*What to produce*
Each line that follows is to be retyped exactly.

Dataset items:
------------------------------------------------------------------------

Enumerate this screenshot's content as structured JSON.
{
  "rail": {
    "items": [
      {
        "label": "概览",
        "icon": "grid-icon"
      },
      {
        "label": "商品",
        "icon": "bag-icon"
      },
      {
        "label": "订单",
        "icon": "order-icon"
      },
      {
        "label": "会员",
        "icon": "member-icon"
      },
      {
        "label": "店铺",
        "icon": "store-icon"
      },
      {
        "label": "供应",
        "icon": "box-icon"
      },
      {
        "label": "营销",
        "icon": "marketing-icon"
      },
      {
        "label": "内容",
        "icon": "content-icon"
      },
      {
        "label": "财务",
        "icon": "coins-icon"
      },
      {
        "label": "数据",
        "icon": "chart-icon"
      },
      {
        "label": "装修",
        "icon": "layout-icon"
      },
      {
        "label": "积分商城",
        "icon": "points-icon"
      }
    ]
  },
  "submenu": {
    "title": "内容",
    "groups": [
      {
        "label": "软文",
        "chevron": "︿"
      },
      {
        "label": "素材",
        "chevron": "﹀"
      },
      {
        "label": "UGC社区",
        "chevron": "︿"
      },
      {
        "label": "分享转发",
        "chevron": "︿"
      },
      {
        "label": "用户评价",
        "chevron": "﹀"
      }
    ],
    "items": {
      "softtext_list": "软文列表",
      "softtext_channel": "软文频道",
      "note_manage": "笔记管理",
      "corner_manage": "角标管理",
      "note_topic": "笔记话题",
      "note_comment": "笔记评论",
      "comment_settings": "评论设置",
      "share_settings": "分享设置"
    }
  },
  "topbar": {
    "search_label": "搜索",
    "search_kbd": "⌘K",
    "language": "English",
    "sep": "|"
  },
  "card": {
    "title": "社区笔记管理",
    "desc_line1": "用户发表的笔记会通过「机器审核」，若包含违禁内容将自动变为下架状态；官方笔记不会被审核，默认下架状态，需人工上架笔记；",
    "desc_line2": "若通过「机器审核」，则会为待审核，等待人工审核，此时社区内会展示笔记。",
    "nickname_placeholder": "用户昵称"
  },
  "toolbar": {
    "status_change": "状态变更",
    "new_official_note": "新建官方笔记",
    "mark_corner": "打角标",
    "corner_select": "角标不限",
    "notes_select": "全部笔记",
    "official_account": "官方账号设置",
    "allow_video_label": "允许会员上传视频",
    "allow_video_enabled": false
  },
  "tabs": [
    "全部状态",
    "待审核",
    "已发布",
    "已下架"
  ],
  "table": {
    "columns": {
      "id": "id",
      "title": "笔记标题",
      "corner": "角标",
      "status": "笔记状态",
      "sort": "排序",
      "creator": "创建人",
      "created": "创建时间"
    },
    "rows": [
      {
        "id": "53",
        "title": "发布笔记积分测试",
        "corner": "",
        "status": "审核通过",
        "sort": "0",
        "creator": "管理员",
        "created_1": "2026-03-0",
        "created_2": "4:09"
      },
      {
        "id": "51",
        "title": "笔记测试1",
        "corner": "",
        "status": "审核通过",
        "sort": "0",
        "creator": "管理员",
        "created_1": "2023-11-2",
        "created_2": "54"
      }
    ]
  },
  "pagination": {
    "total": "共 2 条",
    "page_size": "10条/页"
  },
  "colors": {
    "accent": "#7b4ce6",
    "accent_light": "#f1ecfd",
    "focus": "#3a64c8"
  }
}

------------------------------------------------------------------------

*Exercise response*
Enumerate this screenshot's content as structured JSON.
{
  "rail": {
    "items": [
      {
        "label": "概览",
        "icon": "grid-icon"
      },
      {
        "label": "商品",
        "icon": "bag-icon"
      },
      {
        "label": "订单",
        "icon": "order-icon"
      },
      {
        "label": "会员",
        "icon": "member-icon"
      },
      {
        "label": "店铺",
        "icon": "store-icon"
      },
      {
        "label": "供应",
        "icon": "box-icon"
      },
      {
        "label": "营销",
        "icon": "marketing-icon"
      },
      {
        "label": "内容",
        "icon": "content-icon"
      },
      {
        "label": "财务",
        "icon": "coins-icon"
      },
      {
        "label": "数据",
        "icon": "chart-icon"
      },
      {
        "label": "装修",
        "icon": "layout-icon"
      },
      {
        "label": "积分商城",
        "icon": "points-icon"
      }
    ]
  },
  "submenu": {
    "title": "内容",
    "groups": [
      {
        "label": "软文",
        "chevron": "︿"
      },
      {
        "label": "素材",
        "chevron": "﹀"
      },
      {
        "label": "UGC社区",
        "chevron": "︿"
      },
      {
        "label": "分享转发",
        "chevron": "︿"
      },
      {
        "label": "用户评价",
        "chevron": "﹀"
      }
    ],
    "items": {
      "softtext_list": "软文列表",
      "softtext_channel": "软文频道",
      "note_manage": "笔记管理",
      "corner_manage": "角标管理",
      "note_topic": "笔记话题",
      "note_comment": "笔记评论",
      "comment_settings": "评论设置",
      "share_settings": "分享设置"
    }
  },
  "topbar": {
    "search_label": "搜索",
    "search_kbd": "⌘K",
    "language": "English",
    "sep": "|"
  },
  "card": {
    "title": "社区笔记管理",
    "desc_line1": "用户发表的笔记会通过「机器审核」，若包含违禁内容将自动变为下架状态；官方笔记不会被审核，默认下架状态，需人工上架笔记；",
    "desc_line2": "若通过「机器审核」，则会为待审核，等待人工审核，此时社区内会展示笔记。",
    "nickname_placeholder": "用户昵称"
  },
  "toolbar": {
    "status_change": "状态变更",
    "new_official_note": "新建官方笔记",
    "mark_corner": "打角标",
    "corner_select": "角标不限",
    "notes_select": "全部笔记",
    "official_account": "官方账号设置",
    "allow_video_label": "允许会员上传视频",
    "allow_video_enabled": false
  },
  "tabs": [
    "全部状态",
    "待审核",
    "已发布",
    "已下架"
  ],
  "table": {
    "columns": {
      "id": "id",
      "title": "笔记标题",
      "corner": "角标",
      "status": "笔记状态",
      "sort": "排序",
      "creator": "创建人",
      "created": "创建时间"
    },
    "rows": [
      {
        "id": "53",
        "title": "发布笔记积分测试",
        "corner": "",
        "status": "审核通过",
        "sort": "0",
        "creator": "管理员",
        "created_1": "2026-03-0",
        "created_2": "4:09"
      },
      {
        "id": "51",
        "title": "笔记测试1",
        "corner": "",
        "status": "审核通过",
        "sort": "0",
        "creator": "管理员",
        "created_1": "2023-11-2",
        "created_2": "54"
      }
    ]
  },
  "pagination": {
    "total": "共 2 条",
    "page_size": "10条/页"
  },
  "colors": {
    "accent": "#7b4ce6",
    "accent_light": "#f1ecfd",
    "focus": "#3a64c8"
  }
}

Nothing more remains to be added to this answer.